__SUPPLIED RECORDS__.
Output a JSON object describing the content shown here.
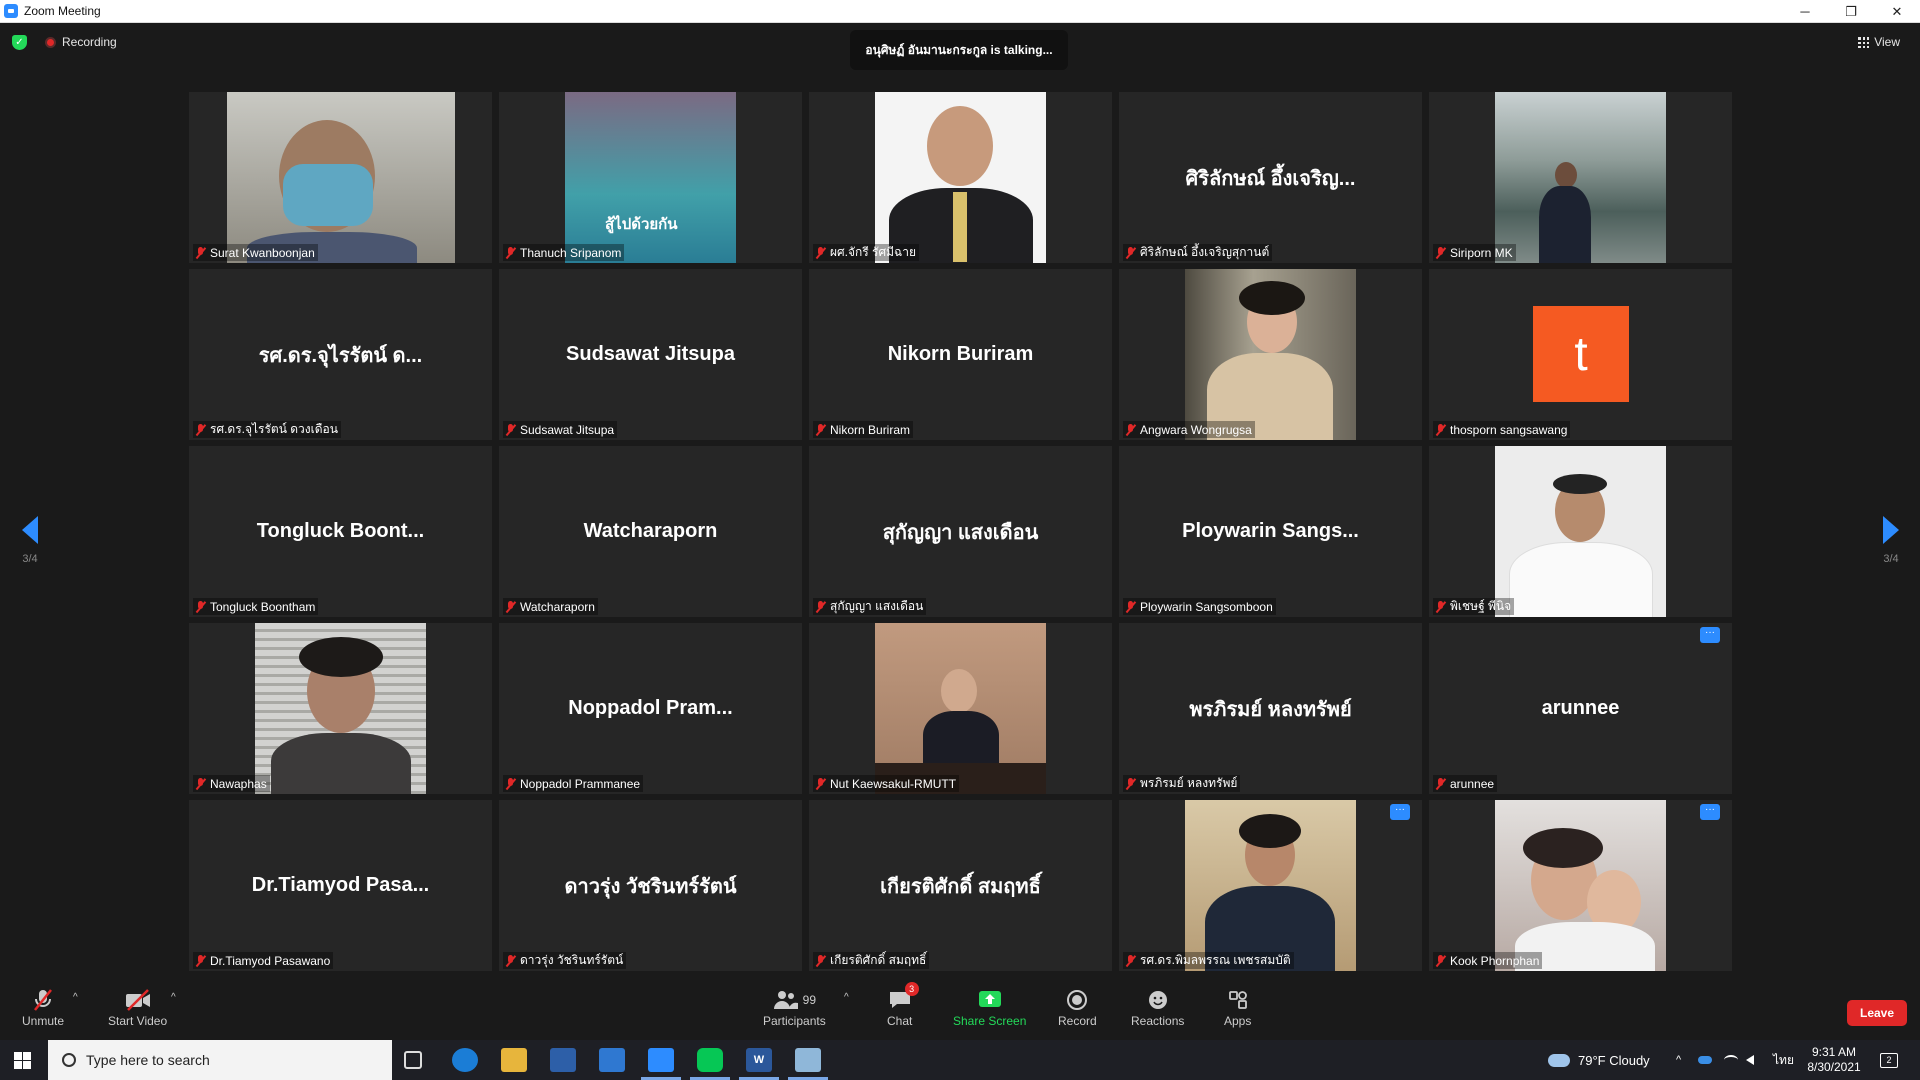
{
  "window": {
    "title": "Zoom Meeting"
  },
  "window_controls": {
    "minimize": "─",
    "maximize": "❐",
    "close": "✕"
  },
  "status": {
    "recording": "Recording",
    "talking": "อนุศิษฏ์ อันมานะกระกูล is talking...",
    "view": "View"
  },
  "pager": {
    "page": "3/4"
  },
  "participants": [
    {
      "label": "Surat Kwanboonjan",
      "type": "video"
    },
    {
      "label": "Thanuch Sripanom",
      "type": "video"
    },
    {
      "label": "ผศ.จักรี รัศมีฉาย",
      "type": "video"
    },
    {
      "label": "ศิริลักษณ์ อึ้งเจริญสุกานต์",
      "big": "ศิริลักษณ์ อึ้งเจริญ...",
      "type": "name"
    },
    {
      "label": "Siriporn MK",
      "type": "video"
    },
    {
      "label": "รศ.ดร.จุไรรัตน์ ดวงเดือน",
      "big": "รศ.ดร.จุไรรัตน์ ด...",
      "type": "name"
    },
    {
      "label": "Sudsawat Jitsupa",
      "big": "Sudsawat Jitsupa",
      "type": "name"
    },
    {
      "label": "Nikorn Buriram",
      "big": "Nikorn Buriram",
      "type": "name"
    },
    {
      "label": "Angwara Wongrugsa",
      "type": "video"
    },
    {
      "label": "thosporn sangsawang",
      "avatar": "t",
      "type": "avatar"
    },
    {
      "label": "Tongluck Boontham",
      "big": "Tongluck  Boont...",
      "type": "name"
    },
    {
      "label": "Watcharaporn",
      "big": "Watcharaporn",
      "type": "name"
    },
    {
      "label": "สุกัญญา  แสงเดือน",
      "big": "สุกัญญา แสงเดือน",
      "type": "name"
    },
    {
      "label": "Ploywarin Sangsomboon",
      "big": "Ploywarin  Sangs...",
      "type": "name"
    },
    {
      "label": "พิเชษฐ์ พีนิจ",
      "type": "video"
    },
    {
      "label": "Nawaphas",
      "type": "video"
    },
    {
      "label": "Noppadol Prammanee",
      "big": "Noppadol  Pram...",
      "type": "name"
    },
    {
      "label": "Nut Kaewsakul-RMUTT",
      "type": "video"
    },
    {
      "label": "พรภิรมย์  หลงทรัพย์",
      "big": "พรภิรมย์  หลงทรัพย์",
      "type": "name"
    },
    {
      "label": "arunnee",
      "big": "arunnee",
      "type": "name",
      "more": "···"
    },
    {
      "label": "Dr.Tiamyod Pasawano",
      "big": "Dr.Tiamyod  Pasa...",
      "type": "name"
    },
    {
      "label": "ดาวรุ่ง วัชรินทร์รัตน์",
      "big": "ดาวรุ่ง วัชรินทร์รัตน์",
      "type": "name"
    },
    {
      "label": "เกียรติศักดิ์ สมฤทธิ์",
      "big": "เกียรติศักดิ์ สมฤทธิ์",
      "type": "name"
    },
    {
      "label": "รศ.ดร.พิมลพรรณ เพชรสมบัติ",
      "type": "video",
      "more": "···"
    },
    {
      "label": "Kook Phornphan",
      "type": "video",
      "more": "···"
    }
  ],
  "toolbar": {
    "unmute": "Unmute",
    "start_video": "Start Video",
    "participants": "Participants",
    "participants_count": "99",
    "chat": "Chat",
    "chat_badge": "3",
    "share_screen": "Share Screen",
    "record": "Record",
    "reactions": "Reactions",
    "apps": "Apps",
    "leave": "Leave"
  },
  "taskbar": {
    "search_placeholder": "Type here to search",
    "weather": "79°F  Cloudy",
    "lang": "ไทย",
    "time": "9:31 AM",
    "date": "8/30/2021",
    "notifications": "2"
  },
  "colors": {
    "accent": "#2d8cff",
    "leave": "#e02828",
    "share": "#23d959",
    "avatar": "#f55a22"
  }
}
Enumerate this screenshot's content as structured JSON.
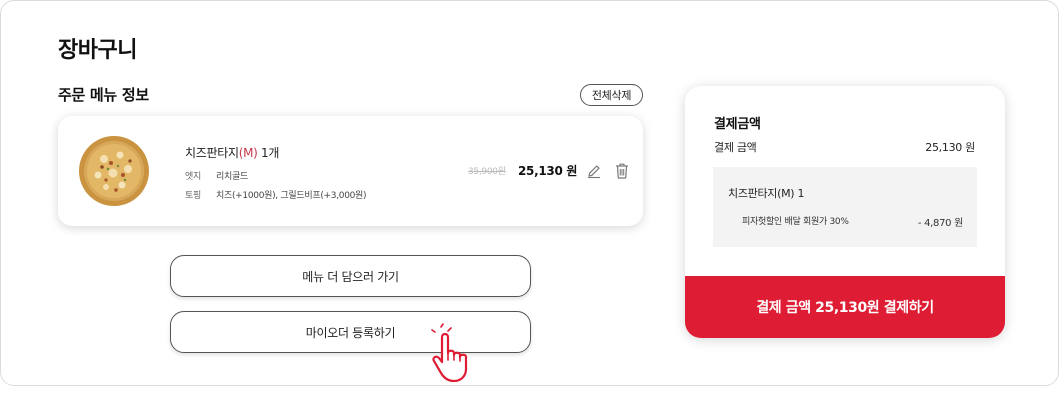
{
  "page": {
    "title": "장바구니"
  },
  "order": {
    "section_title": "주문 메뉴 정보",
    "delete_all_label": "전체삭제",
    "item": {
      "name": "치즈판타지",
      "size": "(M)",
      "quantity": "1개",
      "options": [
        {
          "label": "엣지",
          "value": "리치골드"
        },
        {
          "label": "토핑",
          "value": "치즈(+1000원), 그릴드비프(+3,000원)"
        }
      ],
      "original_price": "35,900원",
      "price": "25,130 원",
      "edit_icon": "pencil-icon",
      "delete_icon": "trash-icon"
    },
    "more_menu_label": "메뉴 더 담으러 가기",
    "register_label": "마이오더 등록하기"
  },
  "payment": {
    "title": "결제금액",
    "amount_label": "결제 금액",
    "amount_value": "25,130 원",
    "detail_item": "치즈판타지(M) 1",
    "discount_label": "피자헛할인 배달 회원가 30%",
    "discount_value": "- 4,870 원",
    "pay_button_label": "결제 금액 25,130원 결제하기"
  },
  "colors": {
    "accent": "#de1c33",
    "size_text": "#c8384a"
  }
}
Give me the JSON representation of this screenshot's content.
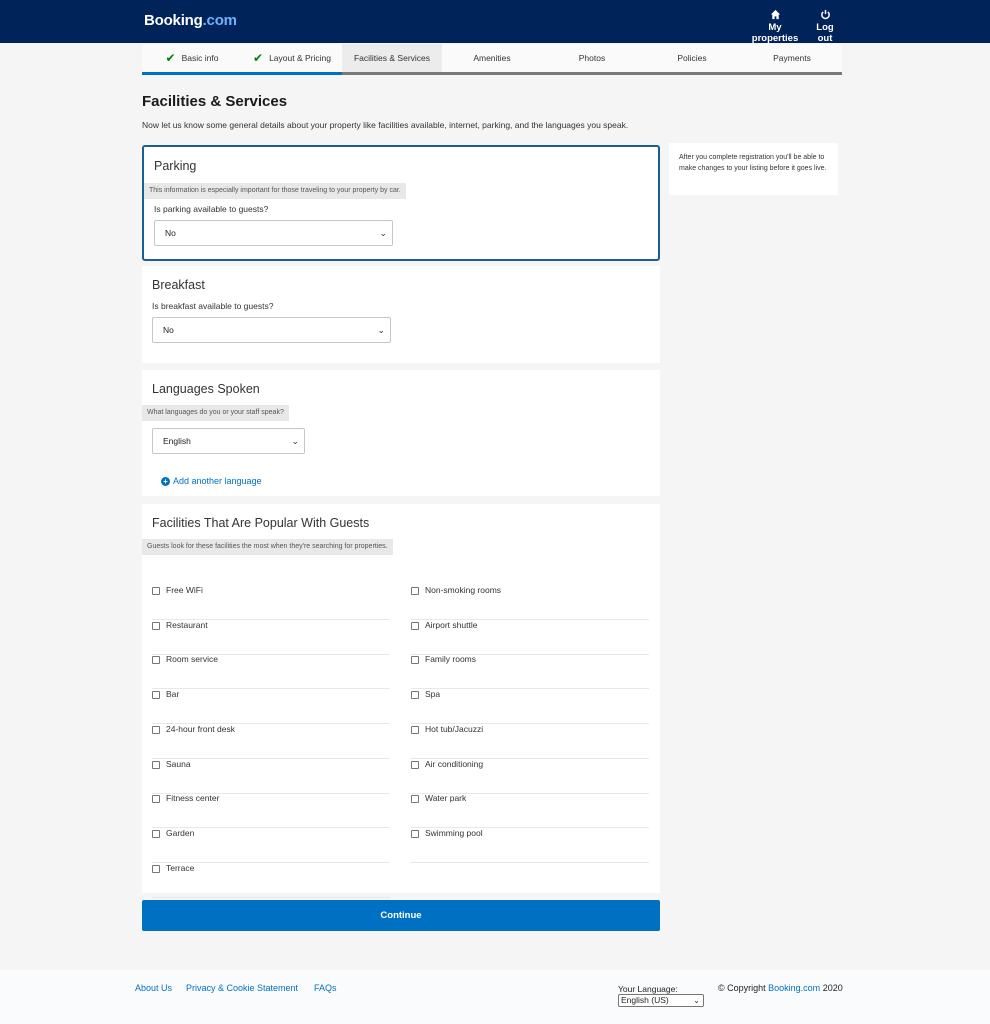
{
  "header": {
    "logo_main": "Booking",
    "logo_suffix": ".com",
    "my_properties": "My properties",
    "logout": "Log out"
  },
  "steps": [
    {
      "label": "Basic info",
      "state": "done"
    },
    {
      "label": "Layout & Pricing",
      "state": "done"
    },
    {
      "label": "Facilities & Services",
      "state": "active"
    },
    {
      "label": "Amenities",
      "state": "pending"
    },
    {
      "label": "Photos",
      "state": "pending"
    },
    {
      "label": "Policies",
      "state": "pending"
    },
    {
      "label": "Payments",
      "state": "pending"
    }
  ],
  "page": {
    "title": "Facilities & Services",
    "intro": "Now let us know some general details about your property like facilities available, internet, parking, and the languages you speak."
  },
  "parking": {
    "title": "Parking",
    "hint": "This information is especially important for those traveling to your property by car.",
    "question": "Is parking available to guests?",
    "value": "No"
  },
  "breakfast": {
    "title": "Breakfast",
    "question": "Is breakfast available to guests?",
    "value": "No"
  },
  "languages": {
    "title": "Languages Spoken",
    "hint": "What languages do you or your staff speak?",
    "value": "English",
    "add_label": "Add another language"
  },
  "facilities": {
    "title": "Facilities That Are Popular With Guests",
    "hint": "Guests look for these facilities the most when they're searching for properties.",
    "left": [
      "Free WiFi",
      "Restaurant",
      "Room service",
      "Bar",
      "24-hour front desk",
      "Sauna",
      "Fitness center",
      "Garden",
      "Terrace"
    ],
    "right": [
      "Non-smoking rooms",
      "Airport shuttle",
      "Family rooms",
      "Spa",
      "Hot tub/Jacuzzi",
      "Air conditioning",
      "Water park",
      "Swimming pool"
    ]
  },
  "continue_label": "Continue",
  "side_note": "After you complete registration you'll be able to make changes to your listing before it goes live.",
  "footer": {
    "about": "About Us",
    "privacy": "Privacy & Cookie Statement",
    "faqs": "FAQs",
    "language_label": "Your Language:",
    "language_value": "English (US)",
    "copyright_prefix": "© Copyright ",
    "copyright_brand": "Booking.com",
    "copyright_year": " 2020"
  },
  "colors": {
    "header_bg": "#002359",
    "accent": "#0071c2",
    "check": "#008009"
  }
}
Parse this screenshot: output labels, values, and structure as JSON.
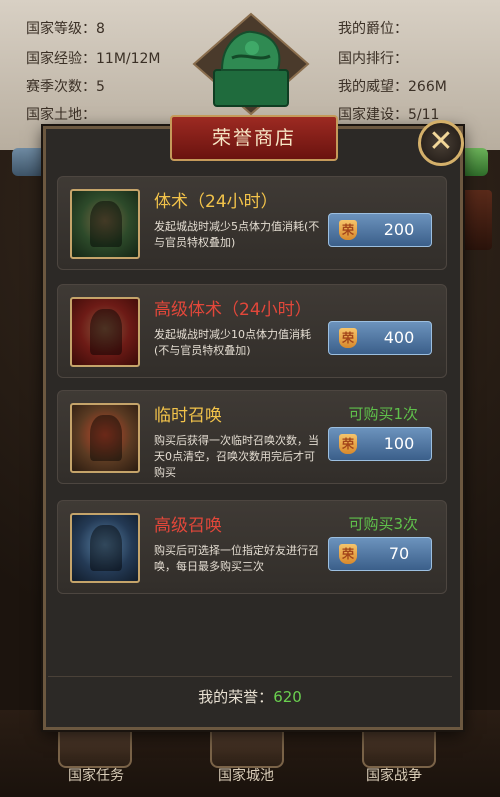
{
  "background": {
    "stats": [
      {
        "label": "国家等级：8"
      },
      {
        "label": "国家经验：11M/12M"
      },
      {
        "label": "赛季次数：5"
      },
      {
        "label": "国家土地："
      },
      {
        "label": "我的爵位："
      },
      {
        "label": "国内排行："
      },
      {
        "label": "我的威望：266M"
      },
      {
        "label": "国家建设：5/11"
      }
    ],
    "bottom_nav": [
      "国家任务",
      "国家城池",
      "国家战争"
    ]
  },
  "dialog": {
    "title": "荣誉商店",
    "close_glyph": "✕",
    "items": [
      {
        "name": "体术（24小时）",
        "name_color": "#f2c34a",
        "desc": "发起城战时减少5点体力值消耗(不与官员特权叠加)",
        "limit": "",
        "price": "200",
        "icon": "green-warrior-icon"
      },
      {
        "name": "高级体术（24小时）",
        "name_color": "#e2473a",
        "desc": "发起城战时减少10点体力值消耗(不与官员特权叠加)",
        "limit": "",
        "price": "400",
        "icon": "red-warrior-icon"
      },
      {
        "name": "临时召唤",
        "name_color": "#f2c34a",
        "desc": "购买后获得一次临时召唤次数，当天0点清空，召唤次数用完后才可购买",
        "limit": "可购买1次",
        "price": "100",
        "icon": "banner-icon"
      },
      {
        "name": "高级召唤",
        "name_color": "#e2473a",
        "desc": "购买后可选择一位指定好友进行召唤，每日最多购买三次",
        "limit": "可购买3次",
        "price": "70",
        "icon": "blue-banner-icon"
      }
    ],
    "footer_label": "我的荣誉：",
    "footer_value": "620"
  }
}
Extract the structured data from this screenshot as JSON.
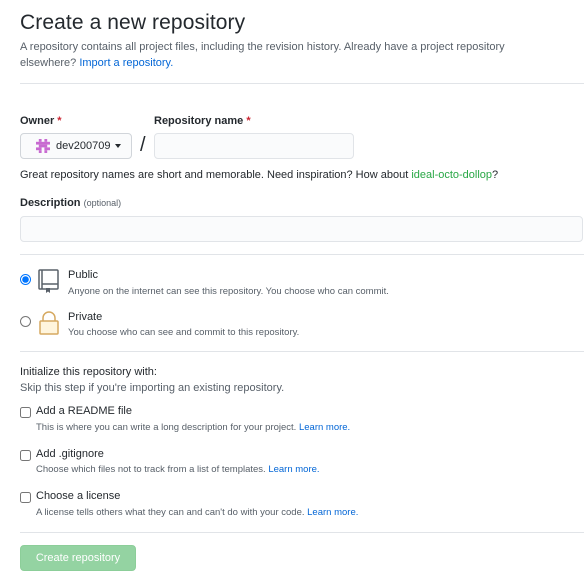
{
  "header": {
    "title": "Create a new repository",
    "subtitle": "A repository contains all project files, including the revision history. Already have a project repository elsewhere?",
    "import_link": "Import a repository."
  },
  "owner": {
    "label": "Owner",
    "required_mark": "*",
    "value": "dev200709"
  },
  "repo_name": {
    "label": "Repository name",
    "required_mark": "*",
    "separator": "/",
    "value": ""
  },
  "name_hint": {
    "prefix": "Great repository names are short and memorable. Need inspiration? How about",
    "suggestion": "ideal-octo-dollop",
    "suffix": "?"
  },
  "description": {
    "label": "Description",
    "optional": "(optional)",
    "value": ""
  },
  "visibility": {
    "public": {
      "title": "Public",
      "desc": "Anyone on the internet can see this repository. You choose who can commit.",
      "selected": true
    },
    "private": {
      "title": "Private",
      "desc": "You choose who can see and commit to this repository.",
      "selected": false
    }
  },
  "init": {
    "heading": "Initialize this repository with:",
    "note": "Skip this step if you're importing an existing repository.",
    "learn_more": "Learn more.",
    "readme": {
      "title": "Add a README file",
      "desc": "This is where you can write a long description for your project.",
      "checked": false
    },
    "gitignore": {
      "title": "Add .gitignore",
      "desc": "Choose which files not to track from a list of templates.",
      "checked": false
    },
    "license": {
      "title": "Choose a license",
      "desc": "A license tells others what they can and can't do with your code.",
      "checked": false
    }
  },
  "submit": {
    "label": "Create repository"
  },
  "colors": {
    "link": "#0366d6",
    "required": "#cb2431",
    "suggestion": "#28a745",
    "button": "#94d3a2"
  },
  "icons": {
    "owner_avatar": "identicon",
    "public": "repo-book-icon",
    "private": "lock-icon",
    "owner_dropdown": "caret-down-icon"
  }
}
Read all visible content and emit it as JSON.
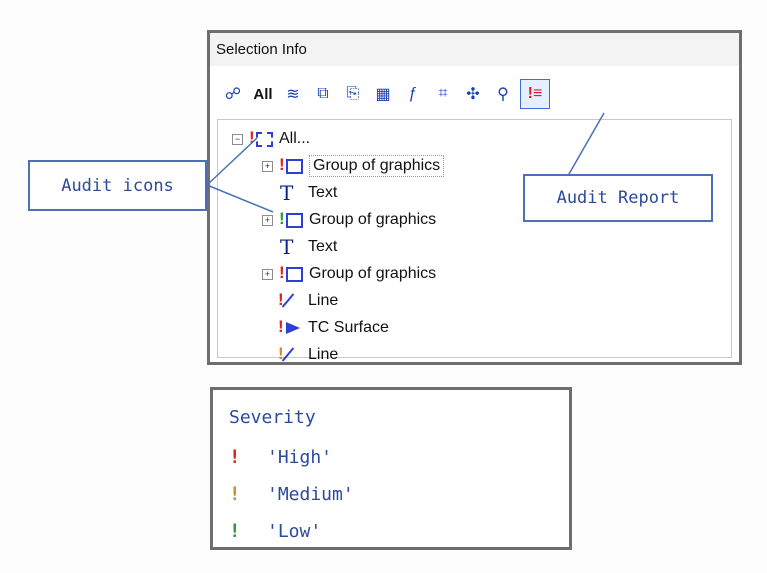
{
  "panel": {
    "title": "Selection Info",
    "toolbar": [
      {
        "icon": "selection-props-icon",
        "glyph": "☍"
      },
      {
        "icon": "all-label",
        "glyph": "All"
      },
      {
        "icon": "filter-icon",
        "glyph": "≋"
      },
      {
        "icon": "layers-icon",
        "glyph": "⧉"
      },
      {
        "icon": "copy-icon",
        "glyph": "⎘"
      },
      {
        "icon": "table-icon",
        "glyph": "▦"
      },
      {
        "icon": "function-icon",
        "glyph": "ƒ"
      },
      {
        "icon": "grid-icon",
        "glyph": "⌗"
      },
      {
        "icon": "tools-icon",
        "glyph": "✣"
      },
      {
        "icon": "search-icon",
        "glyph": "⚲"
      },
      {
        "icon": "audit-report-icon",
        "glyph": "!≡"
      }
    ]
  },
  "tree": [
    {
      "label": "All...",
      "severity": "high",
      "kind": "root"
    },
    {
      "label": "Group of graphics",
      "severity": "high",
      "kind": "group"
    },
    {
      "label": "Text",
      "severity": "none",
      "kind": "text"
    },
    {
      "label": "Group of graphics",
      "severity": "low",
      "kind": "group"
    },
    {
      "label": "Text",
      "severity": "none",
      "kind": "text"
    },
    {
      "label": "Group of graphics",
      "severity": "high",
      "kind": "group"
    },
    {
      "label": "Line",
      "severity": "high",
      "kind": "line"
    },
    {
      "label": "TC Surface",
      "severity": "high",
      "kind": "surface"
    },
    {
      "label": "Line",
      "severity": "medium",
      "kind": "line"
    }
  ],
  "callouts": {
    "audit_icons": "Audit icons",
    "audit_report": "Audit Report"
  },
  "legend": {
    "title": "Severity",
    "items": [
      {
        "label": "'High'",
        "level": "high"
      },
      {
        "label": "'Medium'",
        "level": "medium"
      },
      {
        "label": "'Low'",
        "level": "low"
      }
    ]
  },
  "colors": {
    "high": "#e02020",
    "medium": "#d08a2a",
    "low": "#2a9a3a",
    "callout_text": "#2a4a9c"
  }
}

__YOUR INSTRUCTIONS__. Go over the records above and tally each line that includes "limit". Give the total by itself.

__WRITTEN ANSWER__. 4